## [STATED EXERCISE]
Could you copy every line from the material below in which "scoop" appears?

+++

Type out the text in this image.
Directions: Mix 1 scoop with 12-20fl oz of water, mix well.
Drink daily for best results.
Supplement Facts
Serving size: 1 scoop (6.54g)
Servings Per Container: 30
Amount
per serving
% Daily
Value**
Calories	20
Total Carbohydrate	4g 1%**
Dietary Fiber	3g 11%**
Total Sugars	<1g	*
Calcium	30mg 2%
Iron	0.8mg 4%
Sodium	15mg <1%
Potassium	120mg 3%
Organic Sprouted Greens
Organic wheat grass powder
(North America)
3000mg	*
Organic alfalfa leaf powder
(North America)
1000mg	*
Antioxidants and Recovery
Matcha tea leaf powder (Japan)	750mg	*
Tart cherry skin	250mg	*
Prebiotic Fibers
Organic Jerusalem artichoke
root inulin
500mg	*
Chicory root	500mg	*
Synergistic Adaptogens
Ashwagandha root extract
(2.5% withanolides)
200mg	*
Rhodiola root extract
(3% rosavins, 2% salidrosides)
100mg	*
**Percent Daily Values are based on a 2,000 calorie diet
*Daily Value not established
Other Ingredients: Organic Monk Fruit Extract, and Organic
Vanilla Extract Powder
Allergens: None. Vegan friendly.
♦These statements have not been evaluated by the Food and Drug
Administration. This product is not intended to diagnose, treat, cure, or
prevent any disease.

+++

## [COMPLETED TASK]
Directions: Mix 1 scoop with 12-20fl oz of water, mix well.
Serving size: 1 scoop (6.54g)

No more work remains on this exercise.